Do this:
Lift every line from the entries that includes the word "What".

Stored data
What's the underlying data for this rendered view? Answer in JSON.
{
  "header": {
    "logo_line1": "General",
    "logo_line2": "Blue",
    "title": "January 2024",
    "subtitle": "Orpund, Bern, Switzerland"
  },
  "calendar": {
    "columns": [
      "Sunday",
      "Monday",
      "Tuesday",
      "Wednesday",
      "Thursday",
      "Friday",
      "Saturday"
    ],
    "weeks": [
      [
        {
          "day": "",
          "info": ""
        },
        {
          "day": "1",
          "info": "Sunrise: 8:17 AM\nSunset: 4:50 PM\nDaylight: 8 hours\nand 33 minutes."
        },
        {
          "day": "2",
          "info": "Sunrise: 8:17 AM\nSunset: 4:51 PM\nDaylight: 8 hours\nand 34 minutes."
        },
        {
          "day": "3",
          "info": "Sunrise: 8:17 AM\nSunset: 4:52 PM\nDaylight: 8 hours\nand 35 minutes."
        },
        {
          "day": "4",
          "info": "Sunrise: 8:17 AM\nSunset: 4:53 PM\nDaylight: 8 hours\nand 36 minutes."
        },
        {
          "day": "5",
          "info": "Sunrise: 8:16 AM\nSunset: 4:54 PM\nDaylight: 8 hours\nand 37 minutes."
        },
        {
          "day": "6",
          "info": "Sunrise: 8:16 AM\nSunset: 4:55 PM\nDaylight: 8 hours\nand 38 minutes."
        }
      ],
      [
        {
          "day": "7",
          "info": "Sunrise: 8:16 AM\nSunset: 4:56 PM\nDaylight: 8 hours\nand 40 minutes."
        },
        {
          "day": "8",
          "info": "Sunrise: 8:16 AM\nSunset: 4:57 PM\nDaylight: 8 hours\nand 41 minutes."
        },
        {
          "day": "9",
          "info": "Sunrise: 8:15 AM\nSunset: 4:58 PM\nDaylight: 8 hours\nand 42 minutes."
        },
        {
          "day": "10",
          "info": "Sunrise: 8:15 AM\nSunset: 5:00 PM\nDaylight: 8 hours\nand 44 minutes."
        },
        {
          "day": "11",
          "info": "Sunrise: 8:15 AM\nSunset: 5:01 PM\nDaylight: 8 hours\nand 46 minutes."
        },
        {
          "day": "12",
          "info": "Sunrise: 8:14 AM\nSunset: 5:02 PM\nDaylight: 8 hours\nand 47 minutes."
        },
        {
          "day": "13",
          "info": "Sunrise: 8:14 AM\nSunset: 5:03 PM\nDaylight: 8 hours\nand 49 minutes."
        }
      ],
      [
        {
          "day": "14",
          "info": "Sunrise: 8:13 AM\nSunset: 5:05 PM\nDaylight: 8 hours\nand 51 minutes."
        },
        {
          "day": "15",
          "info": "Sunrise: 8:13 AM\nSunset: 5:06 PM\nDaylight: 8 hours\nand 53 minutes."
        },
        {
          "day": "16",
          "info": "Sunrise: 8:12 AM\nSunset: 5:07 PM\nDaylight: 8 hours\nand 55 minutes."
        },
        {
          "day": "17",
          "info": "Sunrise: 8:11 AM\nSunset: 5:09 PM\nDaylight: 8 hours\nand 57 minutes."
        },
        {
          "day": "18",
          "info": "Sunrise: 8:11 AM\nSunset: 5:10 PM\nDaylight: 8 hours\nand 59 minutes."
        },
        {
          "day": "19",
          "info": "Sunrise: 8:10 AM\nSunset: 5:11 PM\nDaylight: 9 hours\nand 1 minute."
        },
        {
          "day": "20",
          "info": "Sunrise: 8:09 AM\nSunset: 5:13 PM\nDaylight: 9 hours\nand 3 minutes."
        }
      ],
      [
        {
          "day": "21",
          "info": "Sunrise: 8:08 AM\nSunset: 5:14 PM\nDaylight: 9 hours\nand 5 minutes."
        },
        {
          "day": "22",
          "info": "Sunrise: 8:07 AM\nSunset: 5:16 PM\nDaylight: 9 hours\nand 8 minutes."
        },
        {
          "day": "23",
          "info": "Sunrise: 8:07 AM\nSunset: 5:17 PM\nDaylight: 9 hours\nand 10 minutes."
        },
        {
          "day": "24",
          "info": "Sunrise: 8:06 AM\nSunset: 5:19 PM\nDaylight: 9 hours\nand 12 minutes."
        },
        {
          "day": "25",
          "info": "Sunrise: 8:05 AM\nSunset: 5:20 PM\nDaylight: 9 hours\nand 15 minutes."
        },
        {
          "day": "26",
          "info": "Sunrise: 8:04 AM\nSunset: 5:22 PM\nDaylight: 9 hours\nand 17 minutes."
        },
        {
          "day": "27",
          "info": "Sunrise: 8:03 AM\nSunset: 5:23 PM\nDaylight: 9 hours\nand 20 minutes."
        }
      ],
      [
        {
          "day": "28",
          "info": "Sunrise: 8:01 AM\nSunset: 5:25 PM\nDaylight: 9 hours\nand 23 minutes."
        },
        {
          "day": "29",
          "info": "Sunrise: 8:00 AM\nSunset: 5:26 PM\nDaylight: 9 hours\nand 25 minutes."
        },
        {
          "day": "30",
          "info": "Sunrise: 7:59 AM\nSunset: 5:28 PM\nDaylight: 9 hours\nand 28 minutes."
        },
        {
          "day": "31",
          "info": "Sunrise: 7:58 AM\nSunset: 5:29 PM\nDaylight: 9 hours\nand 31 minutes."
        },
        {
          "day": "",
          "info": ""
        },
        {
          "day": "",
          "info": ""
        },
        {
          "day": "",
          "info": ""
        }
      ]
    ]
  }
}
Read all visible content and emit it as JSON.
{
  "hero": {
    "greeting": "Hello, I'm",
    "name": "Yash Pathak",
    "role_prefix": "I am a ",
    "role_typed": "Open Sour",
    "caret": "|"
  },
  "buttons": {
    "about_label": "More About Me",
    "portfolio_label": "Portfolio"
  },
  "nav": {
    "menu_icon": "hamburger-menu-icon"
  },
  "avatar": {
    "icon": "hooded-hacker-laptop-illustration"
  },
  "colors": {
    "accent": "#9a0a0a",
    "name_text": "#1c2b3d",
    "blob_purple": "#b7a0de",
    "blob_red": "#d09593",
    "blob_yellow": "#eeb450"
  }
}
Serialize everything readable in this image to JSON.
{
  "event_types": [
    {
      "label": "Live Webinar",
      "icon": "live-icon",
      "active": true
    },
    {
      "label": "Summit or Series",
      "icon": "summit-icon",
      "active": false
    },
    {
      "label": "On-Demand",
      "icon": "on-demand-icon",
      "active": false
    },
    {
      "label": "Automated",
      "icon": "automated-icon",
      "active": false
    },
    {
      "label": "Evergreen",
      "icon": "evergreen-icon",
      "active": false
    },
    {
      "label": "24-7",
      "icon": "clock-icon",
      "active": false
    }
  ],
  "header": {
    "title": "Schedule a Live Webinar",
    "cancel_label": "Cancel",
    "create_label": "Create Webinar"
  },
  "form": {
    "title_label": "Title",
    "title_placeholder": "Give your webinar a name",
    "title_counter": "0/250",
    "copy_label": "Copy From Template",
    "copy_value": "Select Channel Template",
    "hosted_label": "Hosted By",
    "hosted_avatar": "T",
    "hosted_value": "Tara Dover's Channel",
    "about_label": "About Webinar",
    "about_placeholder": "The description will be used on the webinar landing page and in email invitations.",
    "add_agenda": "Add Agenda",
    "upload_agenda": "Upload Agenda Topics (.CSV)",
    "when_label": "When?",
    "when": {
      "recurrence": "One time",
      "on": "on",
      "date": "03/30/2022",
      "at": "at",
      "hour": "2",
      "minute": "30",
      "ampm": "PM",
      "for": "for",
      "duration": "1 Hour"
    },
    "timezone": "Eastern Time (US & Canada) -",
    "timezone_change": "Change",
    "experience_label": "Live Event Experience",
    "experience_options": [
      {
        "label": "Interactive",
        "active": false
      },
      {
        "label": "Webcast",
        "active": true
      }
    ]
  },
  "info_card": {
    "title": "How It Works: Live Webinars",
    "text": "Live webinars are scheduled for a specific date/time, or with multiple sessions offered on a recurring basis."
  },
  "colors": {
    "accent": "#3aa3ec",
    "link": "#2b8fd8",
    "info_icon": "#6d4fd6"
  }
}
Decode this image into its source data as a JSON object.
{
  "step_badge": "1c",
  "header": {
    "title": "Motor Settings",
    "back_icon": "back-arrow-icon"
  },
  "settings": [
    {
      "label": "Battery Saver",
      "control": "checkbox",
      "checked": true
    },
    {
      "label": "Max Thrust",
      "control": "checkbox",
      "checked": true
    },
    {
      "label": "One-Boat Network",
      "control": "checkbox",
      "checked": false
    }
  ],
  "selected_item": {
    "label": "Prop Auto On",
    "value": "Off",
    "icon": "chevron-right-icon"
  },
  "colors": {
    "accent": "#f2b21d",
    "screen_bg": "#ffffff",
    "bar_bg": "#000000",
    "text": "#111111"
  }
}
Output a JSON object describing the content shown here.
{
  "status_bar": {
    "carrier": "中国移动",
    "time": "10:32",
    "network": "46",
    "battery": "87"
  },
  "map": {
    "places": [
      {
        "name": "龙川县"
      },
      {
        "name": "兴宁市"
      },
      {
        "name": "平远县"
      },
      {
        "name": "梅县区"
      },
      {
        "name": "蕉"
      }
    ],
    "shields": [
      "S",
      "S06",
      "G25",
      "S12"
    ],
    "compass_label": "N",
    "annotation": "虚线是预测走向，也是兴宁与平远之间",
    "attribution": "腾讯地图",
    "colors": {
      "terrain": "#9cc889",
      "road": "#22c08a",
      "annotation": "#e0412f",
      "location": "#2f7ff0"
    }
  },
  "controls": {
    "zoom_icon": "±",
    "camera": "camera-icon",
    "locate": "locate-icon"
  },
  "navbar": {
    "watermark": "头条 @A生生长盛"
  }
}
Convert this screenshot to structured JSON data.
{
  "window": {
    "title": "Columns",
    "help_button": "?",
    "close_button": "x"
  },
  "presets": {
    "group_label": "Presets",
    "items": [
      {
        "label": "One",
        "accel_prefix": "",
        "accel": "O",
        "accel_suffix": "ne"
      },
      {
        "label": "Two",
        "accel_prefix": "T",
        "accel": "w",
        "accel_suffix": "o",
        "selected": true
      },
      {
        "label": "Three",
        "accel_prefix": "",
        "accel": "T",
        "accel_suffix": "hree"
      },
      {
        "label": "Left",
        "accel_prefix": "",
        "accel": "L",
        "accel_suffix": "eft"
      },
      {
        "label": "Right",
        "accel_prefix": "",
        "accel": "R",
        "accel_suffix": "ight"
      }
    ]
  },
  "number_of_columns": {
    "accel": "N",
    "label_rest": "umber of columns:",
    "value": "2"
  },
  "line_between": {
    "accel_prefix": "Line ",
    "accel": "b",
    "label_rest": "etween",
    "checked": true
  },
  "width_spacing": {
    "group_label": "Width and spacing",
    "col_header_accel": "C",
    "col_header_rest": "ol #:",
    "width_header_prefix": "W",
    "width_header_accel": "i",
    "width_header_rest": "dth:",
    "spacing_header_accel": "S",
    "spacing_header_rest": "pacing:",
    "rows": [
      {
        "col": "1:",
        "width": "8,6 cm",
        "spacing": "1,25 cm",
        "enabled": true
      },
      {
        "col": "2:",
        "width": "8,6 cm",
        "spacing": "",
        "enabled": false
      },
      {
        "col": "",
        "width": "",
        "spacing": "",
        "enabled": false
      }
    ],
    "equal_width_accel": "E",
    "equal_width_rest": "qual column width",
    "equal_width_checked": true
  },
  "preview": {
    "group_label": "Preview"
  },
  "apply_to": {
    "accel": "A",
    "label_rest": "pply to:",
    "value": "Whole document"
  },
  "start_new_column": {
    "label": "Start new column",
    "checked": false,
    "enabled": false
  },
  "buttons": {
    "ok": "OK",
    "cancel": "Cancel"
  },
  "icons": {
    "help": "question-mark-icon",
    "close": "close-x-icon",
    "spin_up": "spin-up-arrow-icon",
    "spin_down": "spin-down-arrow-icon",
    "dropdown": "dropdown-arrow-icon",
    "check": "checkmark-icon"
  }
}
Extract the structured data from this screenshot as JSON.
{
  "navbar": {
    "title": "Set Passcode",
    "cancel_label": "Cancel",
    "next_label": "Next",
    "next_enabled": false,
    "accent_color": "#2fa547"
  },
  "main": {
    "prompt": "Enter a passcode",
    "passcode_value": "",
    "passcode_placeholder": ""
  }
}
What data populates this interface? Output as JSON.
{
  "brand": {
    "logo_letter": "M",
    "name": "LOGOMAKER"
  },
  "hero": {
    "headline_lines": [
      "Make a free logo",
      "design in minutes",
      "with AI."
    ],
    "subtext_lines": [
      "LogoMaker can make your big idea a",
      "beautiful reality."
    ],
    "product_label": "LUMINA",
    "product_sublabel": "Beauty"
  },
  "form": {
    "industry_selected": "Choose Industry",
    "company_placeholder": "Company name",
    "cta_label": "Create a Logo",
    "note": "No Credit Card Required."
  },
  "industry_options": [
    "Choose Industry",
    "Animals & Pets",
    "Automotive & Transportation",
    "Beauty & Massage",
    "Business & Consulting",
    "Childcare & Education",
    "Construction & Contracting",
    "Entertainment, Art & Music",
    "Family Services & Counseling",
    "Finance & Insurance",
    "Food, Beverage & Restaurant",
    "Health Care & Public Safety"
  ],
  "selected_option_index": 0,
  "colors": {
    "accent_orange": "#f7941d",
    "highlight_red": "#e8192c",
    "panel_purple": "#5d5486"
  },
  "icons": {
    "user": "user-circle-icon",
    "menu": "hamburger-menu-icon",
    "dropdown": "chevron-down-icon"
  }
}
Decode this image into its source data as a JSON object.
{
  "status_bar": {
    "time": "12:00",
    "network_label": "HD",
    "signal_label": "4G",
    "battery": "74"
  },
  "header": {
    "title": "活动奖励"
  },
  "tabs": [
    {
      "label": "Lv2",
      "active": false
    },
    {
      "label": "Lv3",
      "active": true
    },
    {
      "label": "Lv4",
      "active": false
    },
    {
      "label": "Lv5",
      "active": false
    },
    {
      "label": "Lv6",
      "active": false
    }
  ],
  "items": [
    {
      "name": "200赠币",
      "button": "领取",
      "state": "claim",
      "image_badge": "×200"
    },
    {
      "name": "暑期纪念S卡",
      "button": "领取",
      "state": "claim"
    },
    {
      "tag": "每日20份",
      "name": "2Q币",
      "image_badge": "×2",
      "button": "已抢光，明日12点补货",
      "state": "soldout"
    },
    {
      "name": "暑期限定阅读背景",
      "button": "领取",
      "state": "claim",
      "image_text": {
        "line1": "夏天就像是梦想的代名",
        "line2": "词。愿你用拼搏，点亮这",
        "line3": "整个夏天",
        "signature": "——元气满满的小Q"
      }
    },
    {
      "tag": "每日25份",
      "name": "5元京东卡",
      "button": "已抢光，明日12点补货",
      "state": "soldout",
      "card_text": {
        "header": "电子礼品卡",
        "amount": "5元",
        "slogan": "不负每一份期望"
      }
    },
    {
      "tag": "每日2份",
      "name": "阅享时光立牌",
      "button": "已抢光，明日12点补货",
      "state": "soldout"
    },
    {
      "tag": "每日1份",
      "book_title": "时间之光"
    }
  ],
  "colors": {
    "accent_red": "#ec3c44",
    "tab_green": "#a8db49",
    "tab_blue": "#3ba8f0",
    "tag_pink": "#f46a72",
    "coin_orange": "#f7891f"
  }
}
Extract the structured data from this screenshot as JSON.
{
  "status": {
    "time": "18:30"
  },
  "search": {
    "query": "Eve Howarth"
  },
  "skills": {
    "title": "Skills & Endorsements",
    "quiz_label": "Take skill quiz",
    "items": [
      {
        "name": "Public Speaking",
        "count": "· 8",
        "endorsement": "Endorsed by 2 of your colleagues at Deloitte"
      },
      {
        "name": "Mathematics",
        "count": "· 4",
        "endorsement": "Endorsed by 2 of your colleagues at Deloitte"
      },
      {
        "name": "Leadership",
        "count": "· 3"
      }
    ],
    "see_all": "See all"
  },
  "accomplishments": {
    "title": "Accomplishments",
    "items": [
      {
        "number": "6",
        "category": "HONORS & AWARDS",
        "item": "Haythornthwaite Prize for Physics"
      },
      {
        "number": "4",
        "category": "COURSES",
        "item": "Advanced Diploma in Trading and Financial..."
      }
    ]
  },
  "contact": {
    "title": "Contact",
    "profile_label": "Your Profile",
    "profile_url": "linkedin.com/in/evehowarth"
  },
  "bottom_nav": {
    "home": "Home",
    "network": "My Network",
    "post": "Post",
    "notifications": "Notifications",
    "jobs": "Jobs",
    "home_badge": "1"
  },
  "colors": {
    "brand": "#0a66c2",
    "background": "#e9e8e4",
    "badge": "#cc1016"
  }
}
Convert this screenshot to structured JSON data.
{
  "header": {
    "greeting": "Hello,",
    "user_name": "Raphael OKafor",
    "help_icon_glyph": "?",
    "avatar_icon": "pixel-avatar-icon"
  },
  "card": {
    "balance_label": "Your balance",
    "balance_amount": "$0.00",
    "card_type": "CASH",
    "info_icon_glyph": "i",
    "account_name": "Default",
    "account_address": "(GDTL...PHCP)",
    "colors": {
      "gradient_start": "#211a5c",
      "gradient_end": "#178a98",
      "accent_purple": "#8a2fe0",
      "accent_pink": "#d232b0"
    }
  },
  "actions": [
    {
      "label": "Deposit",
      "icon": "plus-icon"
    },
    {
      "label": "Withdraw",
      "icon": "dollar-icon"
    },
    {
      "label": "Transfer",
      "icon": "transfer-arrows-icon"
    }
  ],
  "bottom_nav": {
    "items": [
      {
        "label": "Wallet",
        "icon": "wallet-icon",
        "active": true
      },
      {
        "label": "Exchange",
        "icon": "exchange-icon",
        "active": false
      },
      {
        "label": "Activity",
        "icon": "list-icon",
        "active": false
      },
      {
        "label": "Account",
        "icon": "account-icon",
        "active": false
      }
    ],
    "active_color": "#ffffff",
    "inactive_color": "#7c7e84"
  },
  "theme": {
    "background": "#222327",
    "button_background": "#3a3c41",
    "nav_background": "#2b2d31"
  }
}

Expected answer:
What's the underlying data for this rendered view? Answer in JSON.
What data populates this interface? Output as JSON.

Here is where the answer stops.